- Talimatınız:
Aşağıdaki şeker fabrikaları metninde "Gazi Mustafa Kemal önderliğinde 1923 yılında başlayan" diye başlayan paragrafı ana bilgilerini koruyarak daha kısa biçimde yeniden yazın.

- Gösterilen metin:
────────────────────────────────────────

Mücadele yılları sonrası nüfusunun çoğu kırsalda olan, ekonomik bakımdan tamamıyla, ziraata bağlı yaşayan insanların bulunduğu ülkemizde, temel tarımsal yapıların oluşturulmasına yönelik politikalar ağırlık kazanmış ve Gazi Mustafa Kemal önderliğinde yürütülen reformist politikaların başında tarıma dayalı sanayi kuruluşlarının kurulması yer almıştır. Tarımı ve dolayısıyla çiftçiyi kalkındırmanın amaçlandığı bu süreçte kurulan sanayi tesislerinin başında, 1934 yılında Türkiye'nin 4. şeker fabrikası olarak açılan, Turhal Şeker Fabrikası gelmektedir. Cumhuriyet'in ilk şeker fabrikalarını ve özelleştirme ile tekrar gündeme gelen Turhal Şeker Fabrikasının 1933'ten günümüze trajikomik hikayesini derledik.
Mücadele yılları sonrası nüfusunun çoğu kırsalda olan, ekonomik bakımdan tamamıyla, ziraata bağlı yaşayan insanların bulunduğu ülkemizde, temel tarımsal yapıların oluşturulmasına yönelik politikalar ağırlık kazanmış ve 1923-1950 yılları arasında bu politikaların uygulanmasıyla da gelişme sağlanmaya çalışılmıştır.
Gazi Mustafa Kemal önderliğinde 1923 yılında başlayan reformist politikaların başında tarıma dayalı sanayi kuruluşlarının kurulması yer almıştır. Tarımı ve dolayısıyla çiftçiyi kalkındırmanın amaçlandığı bu süreçte kurulan sanayi tesislerinin başında, Birinci Dünya Savaşında şekersizlikten çekilen sıkıntılar nedeniyle Şeker Fabrikaları olmuştur. Atatürk'ün 1937 yılında Pertek'teki hitabelerinde "Şeker Fabrikalarının sayısı yirmiye çıkmaz ve şekeri ekmek kadar kolay alınır hale getirmez isek gürbüz çocuklara hasret kalacağız" belirttiği ileri görüşünden de istifade ederek diğer sahalarda yapılan hamleler, Şeker Sanayiine de tatbik edilmiş ve sanayi bugünkü seviyeye ulaşmıştır.
Cumhuriyet'in İlk Şeker Fabrikaları; Uşak, Alpullu, Eskişehir ve Turhal
İlk ciddi teşebbüs Uşak'lı Molla Ömeroğlu Nuri (Şeker) adında bir çiftçi tarafından başlatılan ve Uşak'ta mahalli birçok müteşebbisin iştiraki olan Uşak Terakki Ziraat T.A.Ş., 19.4.1923 tarihinde 600.000 TL sermaye ile 6.11.1925 tarihinde temeli atılan ve 17.12.1926 tarihinde Türkiye'nin ilk Şeker Fabrikası olan Uşak Şeker Fabrikasını işletmeye açmıştır.

────────────────────────────────────────

- Sağlanan kayıtlar:
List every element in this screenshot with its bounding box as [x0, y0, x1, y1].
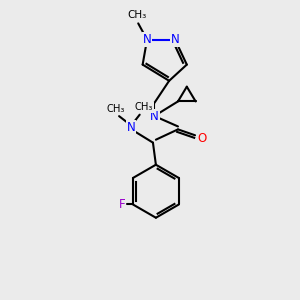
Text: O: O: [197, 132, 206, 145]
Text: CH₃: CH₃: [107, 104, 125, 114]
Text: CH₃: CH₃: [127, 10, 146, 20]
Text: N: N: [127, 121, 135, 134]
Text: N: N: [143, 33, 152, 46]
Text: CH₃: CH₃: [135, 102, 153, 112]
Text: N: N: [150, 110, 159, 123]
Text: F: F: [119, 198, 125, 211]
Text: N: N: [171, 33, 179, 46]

────────────────────────────────────────

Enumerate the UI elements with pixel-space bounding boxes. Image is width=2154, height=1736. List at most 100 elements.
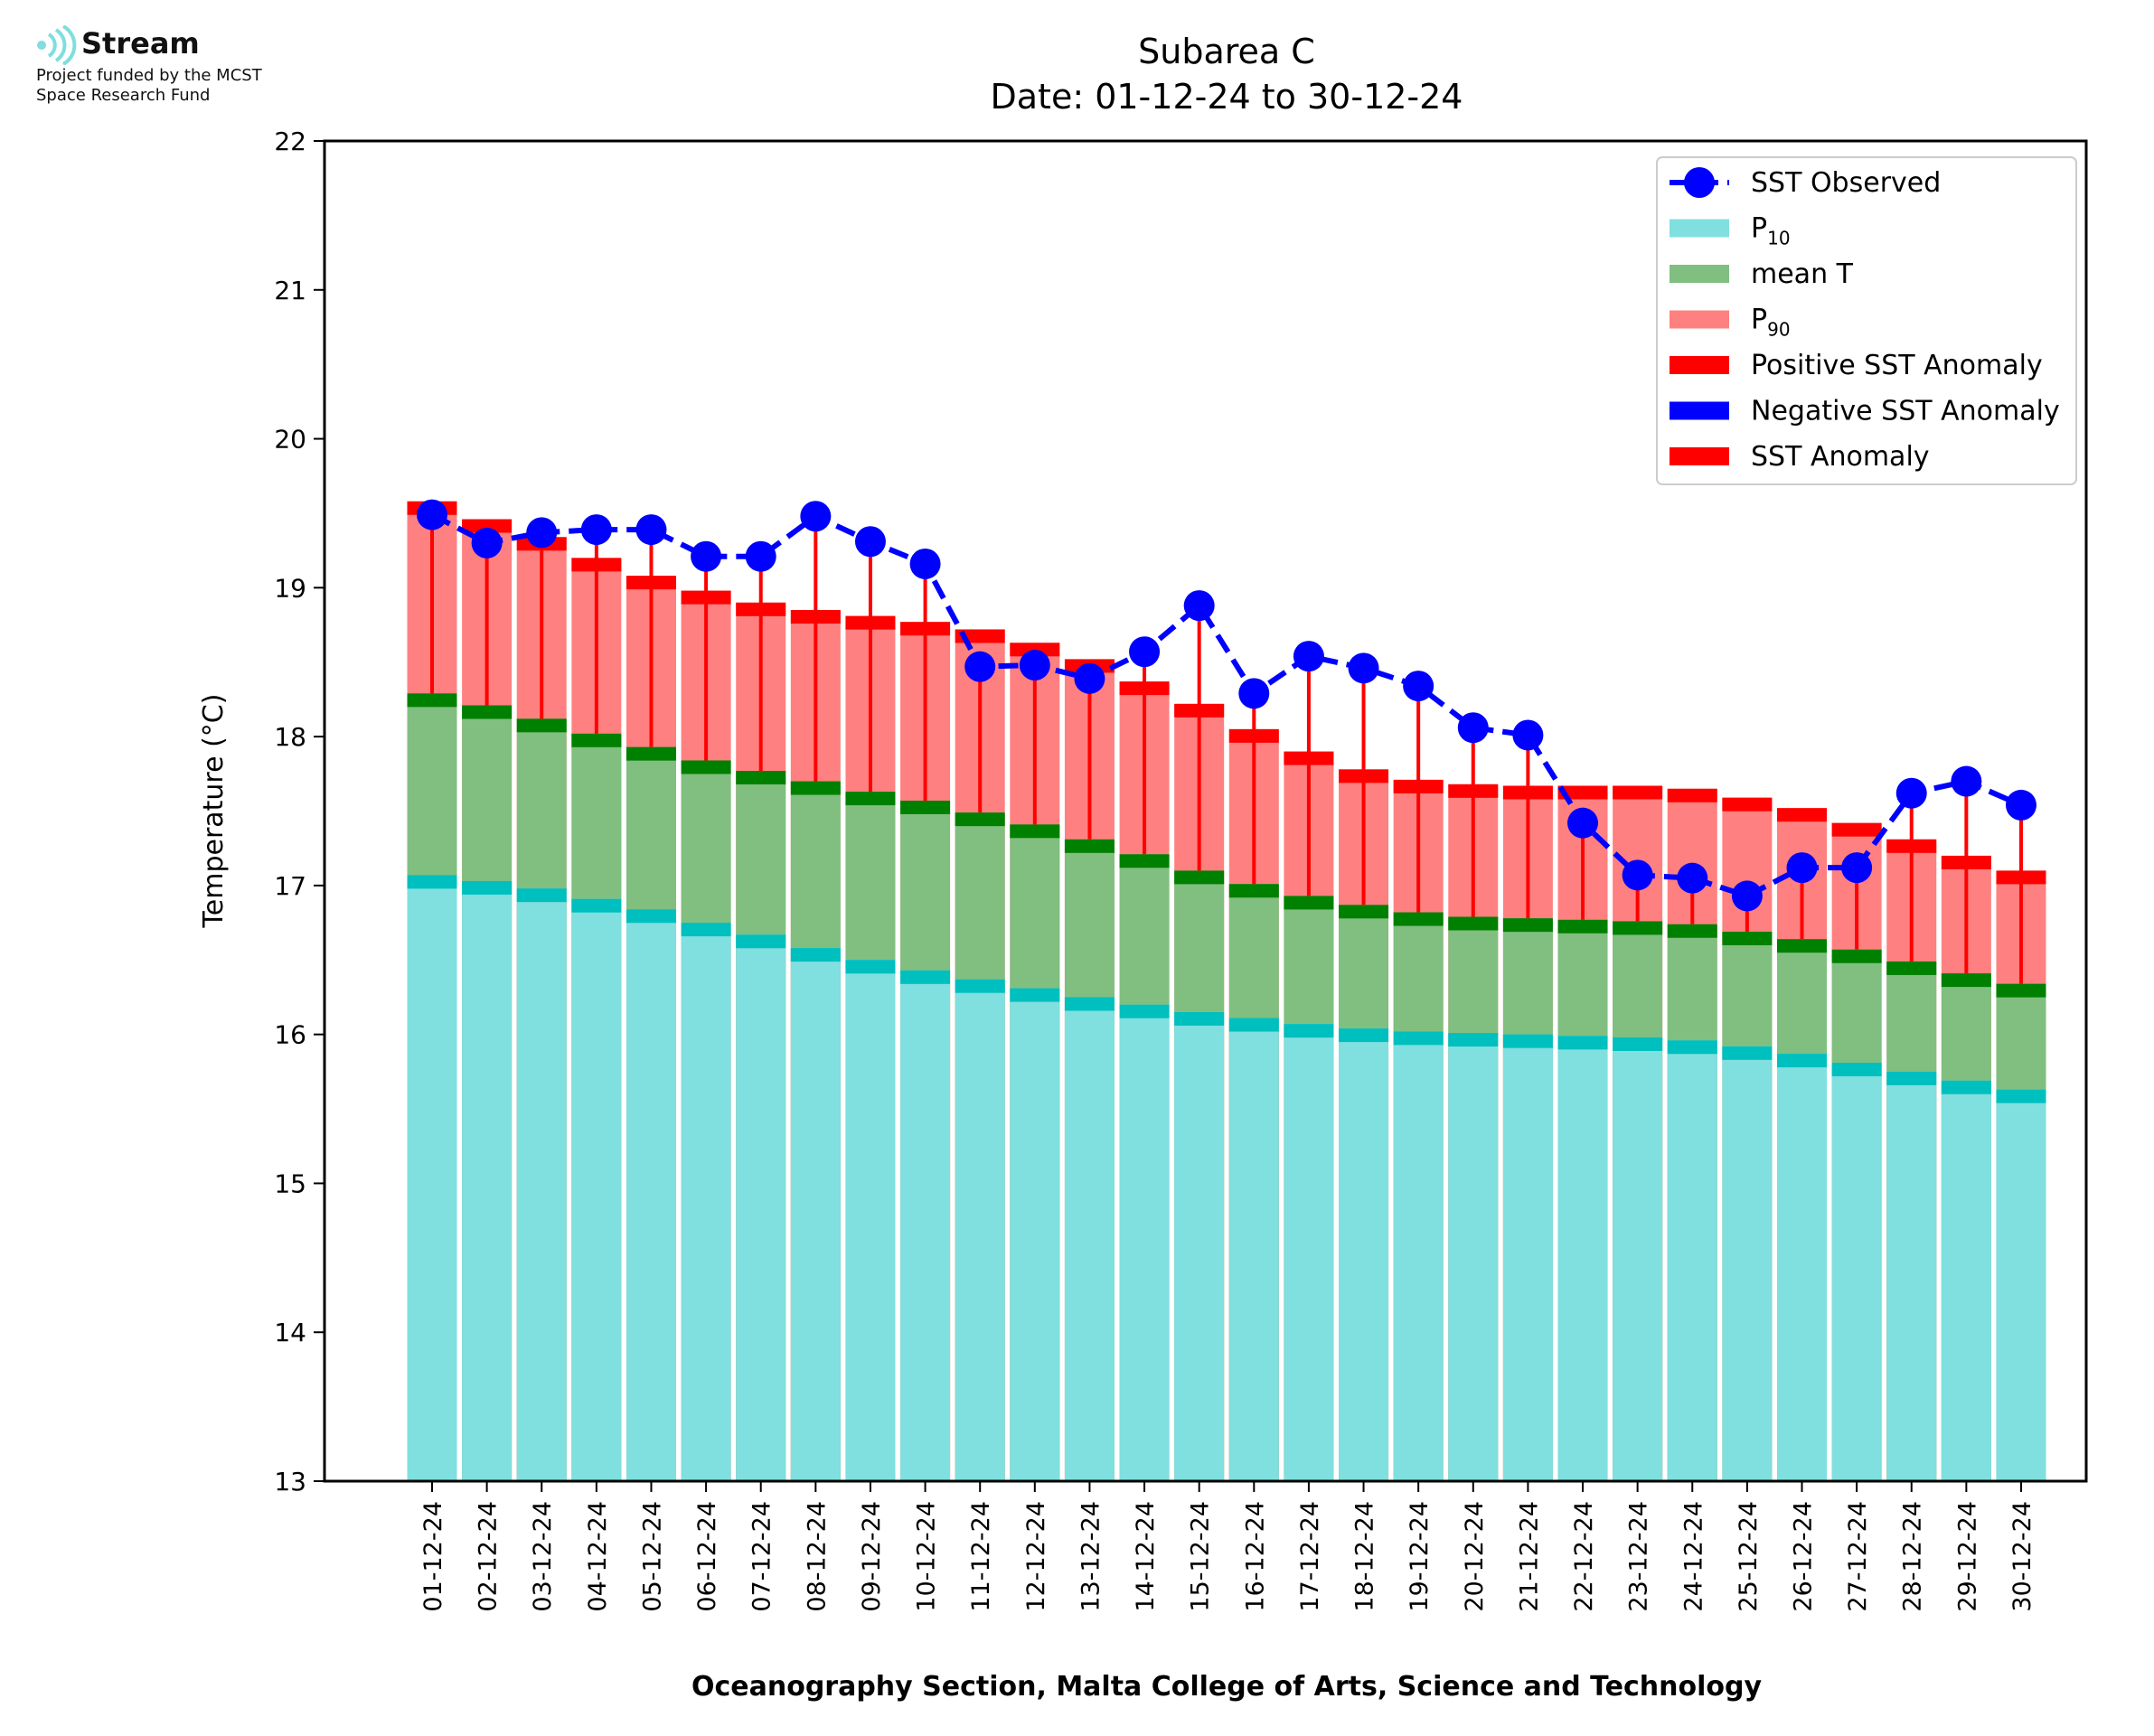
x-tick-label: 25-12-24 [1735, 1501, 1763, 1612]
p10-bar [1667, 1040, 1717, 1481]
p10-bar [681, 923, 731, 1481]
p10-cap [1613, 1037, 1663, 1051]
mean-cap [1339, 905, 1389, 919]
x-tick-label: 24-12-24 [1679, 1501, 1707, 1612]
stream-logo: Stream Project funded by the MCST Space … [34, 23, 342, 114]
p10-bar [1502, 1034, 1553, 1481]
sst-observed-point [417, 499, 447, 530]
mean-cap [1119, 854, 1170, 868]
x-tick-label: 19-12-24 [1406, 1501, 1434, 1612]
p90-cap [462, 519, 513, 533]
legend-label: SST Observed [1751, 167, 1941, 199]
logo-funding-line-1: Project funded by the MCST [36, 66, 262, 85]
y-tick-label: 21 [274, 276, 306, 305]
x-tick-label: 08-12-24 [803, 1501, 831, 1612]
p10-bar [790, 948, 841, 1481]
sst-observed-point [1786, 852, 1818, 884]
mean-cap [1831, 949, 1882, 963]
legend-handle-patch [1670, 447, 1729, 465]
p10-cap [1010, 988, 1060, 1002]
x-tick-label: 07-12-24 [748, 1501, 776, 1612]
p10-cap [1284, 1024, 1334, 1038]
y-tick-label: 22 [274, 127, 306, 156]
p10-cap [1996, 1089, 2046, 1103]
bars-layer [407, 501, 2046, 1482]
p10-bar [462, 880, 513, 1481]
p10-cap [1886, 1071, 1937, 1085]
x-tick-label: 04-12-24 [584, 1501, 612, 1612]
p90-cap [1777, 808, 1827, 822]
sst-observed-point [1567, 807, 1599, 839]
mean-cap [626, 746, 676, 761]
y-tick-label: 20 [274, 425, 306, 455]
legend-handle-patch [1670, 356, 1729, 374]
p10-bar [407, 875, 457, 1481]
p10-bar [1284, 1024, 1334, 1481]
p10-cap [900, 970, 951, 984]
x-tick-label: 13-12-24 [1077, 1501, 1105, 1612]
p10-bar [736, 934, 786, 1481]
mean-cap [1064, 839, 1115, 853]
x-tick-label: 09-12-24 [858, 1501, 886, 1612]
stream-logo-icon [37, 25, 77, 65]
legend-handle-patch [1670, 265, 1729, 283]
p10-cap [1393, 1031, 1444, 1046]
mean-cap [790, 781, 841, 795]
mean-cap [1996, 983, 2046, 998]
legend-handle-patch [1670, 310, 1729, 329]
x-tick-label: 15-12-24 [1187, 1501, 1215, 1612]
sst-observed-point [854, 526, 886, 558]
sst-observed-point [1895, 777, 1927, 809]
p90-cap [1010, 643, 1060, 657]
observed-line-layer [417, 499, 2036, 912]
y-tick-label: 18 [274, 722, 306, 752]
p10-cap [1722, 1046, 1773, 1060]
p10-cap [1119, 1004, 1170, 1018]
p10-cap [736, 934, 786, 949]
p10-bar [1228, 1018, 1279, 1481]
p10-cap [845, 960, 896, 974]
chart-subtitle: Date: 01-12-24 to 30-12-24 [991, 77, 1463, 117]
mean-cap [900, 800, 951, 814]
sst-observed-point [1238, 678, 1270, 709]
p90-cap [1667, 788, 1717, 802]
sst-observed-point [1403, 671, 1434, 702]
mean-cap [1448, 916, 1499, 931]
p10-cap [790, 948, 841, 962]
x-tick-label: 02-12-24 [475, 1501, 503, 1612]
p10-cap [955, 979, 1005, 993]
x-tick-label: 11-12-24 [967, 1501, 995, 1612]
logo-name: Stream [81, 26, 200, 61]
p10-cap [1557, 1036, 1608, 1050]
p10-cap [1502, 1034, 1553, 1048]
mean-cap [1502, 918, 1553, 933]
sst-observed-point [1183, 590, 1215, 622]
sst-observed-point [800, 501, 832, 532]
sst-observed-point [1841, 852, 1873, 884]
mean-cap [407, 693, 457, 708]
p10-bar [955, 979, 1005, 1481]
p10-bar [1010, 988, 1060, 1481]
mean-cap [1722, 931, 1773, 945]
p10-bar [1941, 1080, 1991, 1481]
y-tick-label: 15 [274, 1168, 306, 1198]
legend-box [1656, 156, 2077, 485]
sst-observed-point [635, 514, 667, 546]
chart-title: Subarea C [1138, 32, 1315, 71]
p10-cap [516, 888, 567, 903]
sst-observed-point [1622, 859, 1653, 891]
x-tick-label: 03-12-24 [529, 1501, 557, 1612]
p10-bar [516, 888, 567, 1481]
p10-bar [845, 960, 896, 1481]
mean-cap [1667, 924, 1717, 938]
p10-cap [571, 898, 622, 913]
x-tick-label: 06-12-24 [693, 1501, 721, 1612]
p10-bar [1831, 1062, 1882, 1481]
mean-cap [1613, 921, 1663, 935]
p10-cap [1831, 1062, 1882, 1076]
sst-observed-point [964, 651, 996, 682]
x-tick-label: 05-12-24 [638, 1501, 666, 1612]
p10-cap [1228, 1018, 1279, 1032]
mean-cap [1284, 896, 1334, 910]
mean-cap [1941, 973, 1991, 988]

────────────────────────────────────────

- Çıktı:
1923'te Gazi Mustafa Kemal önderliğinde başlayan reformist politikaların başında tarıma dayalı sanayi kuruluşları kurmak geliyordu. Tarımı ve çiftçiyi kalkındırmayı amaçlayan bu süreçte, Birinci Dünya Savaşı'ndaki şekersizlik sıkıntısı yüzünden şeker fabrikaları öne çıktı. Atatürk 1937'de Pertek'te, şeker fabrikalarının sayısı yirmiye çıkarılıp şeker ekmek kadar kolay alınır hale getirilmezse gürbüz çocuklara hasret kalınacağını söyledi. Bu görüşten de yararlanılarak diğer alanlardaki hamleler şeker sanayiine uygulandı ve sanayi bugünkü seviyesine ulaştı.